In the entries below, count every line with the string "настоящей". State the count and nothing else.

══════════════════════════════

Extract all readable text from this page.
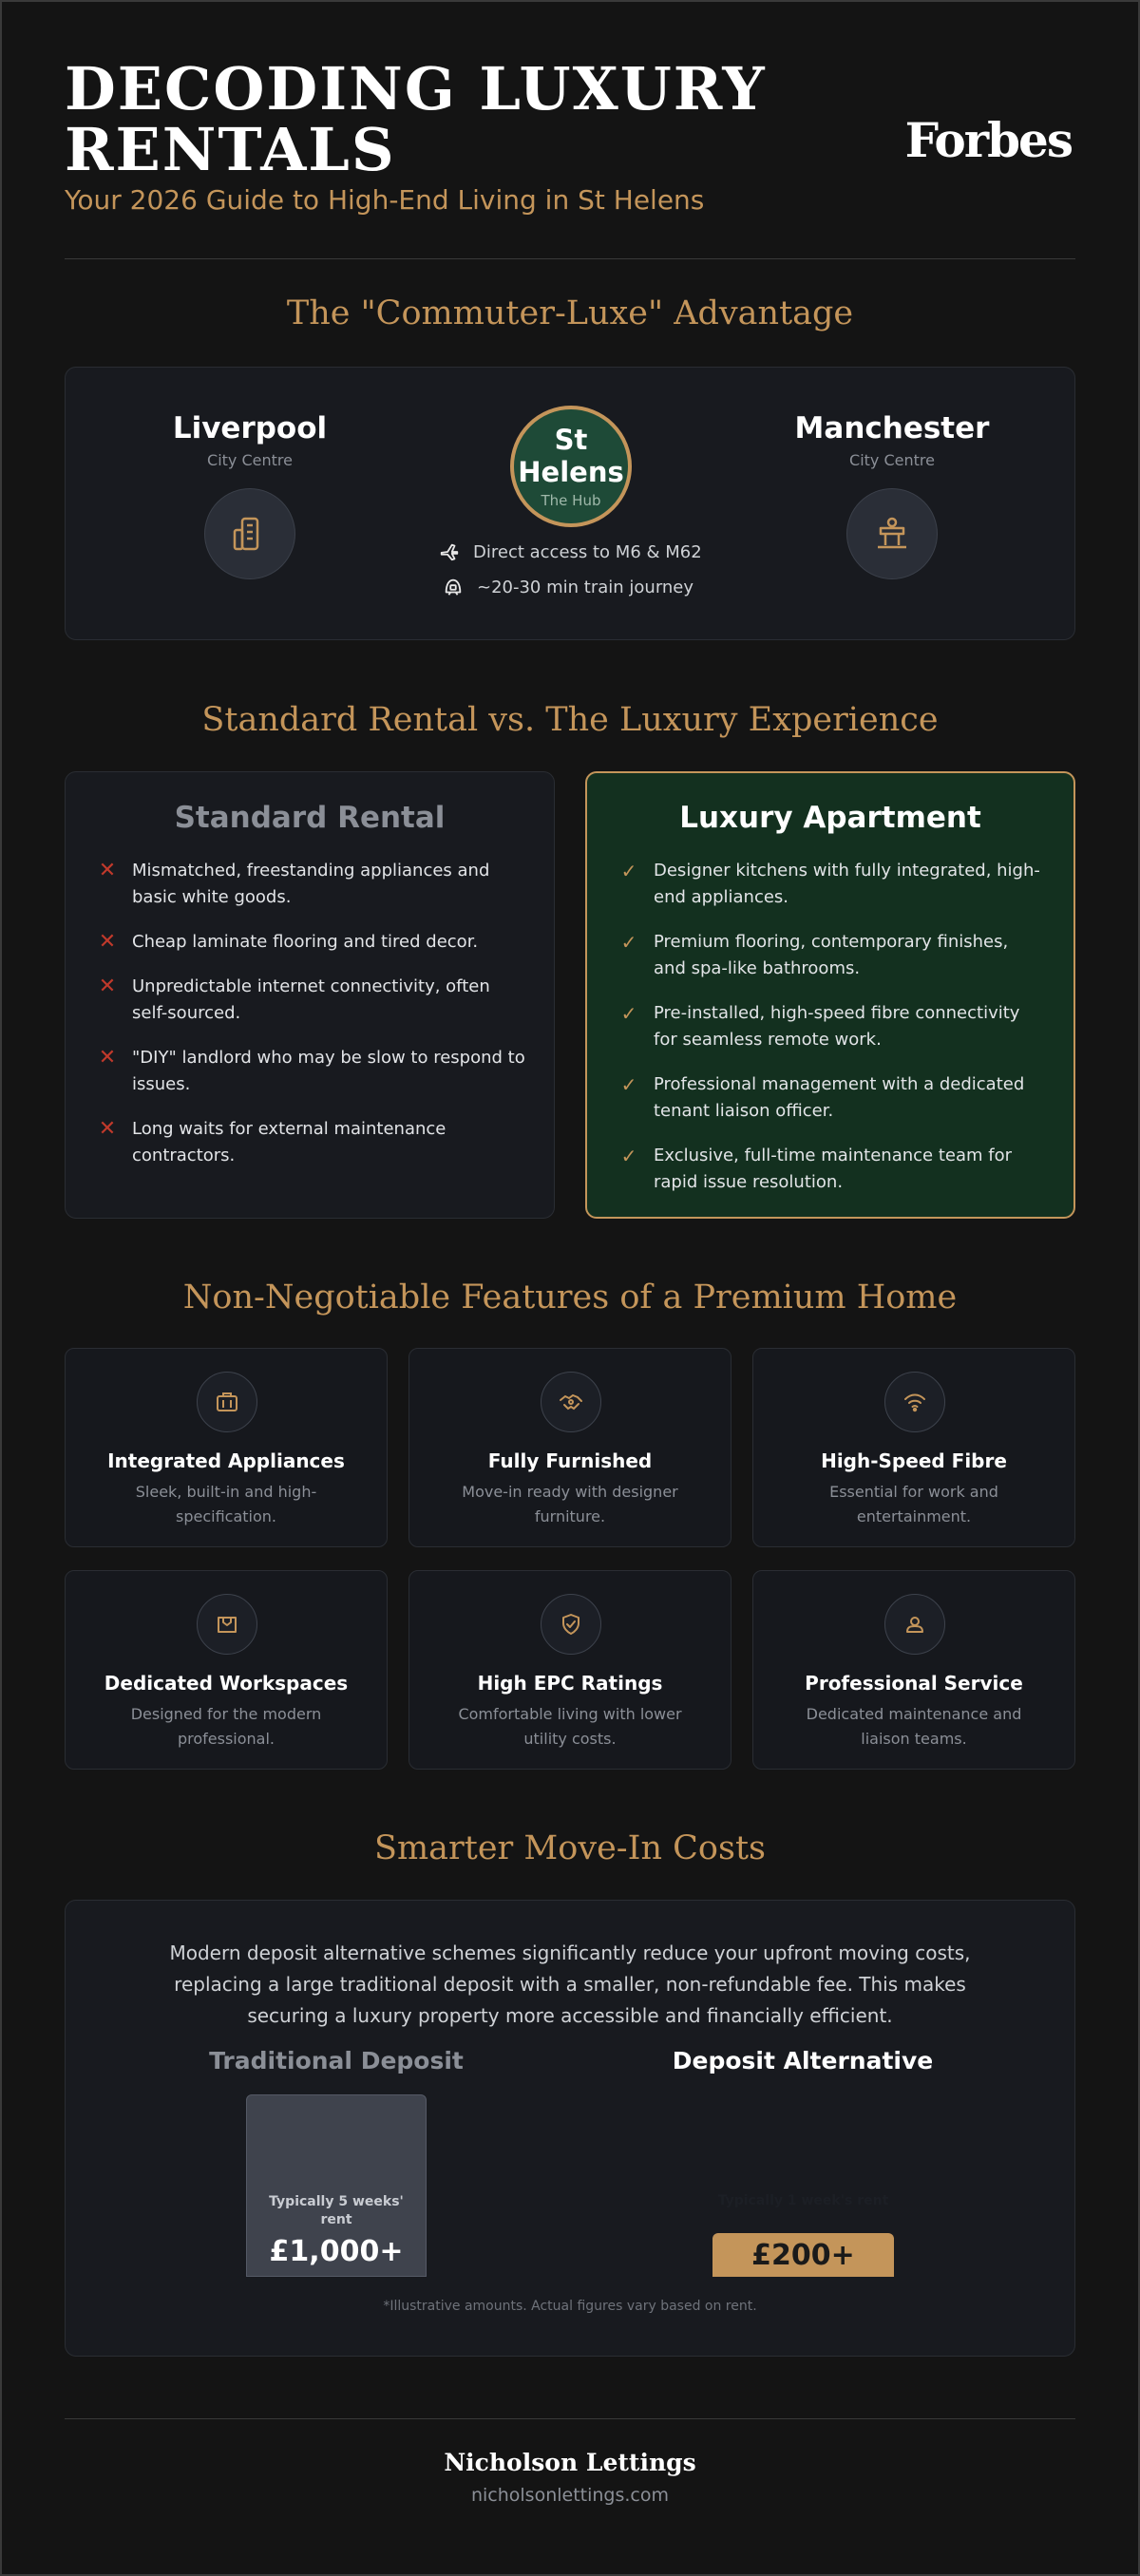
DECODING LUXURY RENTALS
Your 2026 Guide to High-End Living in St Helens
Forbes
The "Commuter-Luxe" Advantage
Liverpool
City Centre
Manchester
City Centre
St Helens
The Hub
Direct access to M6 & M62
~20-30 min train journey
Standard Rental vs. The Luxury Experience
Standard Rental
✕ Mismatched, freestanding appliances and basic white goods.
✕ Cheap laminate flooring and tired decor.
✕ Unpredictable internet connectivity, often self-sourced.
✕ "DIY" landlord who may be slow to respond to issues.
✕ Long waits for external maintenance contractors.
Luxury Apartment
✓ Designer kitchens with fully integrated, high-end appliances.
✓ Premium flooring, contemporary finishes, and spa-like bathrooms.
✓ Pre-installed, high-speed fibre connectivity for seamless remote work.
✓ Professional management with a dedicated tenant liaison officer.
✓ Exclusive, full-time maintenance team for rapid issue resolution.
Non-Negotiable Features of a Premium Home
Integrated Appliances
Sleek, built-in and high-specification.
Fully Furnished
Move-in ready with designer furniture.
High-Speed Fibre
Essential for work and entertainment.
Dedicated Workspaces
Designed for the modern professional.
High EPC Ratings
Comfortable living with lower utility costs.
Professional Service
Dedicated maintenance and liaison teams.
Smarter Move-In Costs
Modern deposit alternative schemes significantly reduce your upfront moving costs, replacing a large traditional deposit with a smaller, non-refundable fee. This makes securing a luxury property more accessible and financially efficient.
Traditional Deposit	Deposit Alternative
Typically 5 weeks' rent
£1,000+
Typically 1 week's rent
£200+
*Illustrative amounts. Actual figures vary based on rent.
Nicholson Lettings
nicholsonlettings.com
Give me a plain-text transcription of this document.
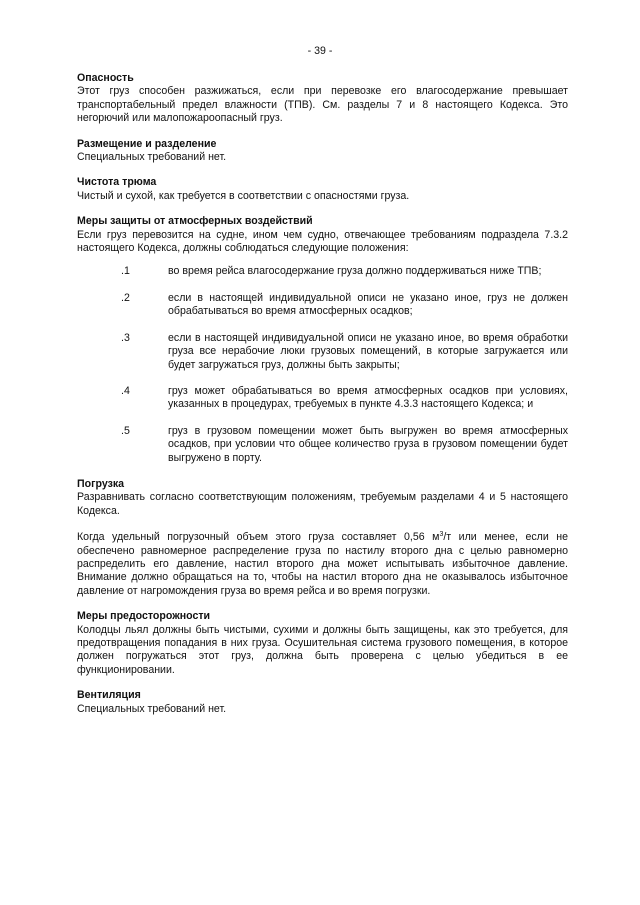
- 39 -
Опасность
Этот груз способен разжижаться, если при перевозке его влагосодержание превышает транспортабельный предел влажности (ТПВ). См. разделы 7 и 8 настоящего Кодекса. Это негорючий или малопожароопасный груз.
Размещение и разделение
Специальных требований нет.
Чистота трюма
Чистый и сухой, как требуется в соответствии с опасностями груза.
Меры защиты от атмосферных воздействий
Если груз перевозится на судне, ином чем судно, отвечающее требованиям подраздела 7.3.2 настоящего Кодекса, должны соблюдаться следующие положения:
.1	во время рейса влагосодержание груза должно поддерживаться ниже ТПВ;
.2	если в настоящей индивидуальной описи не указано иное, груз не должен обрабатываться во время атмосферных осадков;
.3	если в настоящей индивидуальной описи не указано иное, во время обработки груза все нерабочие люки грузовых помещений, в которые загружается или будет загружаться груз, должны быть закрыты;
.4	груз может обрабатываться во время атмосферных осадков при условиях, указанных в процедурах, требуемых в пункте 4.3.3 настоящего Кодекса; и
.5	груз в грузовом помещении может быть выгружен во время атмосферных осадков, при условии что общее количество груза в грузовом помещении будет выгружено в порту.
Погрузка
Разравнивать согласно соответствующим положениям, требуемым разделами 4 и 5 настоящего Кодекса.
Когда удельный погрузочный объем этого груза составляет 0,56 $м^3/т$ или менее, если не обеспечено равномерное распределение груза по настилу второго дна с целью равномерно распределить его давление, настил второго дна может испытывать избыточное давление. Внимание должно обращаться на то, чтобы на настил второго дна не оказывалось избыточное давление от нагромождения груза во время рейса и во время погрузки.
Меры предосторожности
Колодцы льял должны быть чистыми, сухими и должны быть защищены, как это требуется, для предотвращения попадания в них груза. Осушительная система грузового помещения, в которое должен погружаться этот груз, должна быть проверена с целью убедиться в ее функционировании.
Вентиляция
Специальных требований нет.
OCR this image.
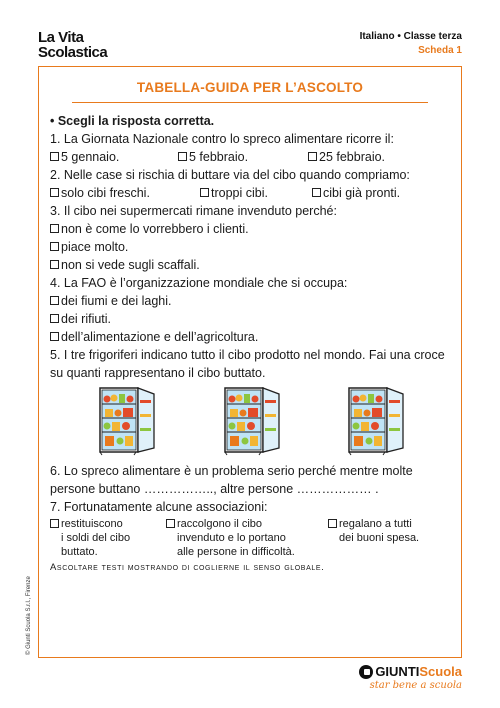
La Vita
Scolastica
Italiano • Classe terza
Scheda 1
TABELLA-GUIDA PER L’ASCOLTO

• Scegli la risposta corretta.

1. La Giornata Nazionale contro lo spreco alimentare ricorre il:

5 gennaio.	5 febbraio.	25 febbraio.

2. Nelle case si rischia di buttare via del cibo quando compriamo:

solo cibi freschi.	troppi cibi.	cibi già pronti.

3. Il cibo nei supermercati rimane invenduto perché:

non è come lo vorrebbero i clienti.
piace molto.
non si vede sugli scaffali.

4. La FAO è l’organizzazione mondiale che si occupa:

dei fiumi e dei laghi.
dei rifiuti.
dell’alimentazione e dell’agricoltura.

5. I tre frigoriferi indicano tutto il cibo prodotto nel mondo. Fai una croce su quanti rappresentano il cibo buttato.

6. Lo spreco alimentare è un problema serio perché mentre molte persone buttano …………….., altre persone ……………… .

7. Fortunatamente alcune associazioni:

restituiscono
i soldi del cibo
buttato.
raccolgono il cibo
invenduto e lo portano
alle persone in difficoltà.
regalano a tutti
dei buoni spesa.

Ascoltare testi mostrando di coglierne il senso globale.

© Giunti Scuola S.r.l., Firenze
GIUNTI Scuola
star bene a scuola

══════════════════════════════

**FULL SOLUTION**
2